▶ **Document section**:
▼
Beware! — deep dive into security enforcements and restrictions is out of scope in this text. While a high security cluster is an obvious desire, there are no magic bullet that can adapt to all environments as there is a balance between usability, functionality and security — simply, it adds up a level of complexity where too strict settings could end up in a non performant cluster or even worse — a broken and a non-functional state. Someone might even be tricked into believing that the cluster described here are unbreakable and in a finished state, so I’ll better leave those parts as home work for the reader. Although, here are some recommendations on features to implement in order to reach a hygienic state:
- Enable audit logs in the Api Server, at least on Metadata level and ship them out of the instance — without logs there are not much of an investigation.
- All pods should be deployed as immutable and stateless — data writes should only be allowed on persistent storage and configurations in mounted ConfigMaps/Secrets.
- Pods should be running non-privileged — add the necessary capabilities in securityContext or through an init container.
- Avoid running as root if possible — containers on the same host share the same kernel, separation is on namespaces and cgroups. which is a weaker isolation than for instance virtual machines.
- Enable Pod Security Standards on all namespaces at baseline level.
- Implement RBAC — this is a non compromise.
- Enforce with Network Policies — luckily Cilium has full support on various levels with NetworkPolicy, CiliumNetworkPolicy and CiliumClusterwideNetworkPolicy resources and it doesn’t stop with Layer 4, they also have Layer 7 capabilities. Cilium is even nice enough to provide a Network Policy Editor that makes creation of policies easier to understand.
▲
▶ **Material supplied**:
▼
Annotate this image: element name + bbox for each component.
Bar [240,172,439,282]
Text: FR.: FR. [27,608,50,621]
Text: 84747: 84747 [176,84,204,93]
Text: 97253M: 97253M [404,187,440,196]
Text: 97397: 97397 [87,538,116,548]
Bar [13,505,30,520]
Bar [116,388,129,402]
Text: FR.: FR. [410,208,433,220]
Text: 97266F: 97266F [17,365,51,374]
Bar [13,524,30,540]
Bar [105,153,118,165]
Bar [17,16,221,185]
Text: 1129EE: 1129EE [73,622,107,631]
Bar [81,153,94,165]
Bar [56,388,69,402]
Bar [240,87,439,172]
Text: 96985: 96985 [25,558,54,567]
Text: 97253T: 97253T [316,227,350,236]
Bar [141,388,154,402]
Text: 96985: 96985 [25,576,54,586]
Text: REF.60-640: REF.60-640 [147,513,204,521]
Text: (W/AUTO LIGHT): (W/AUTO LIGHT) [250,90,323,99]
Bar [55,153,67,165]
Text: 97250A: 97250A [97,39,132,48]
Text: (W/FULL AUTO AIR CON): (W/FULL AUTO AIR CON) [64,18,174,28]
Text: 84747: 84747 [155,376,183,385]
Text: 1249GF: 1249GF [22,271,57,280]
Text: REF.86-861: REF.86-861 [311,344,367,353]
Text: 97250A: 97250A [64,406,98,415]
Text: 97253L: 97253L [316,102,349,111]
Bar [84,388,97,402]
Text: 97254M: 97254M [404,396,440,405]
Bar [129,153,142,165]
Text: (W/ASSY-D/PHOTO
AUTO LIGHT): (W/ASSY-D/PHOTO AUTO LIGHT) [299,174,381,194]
▲
▶ **Problem to solve**: In the cluster security recommendations, at what minimum level should audit logs be enabled in the Api Server?

▶ **Exercise answer**: At least at Metadata level.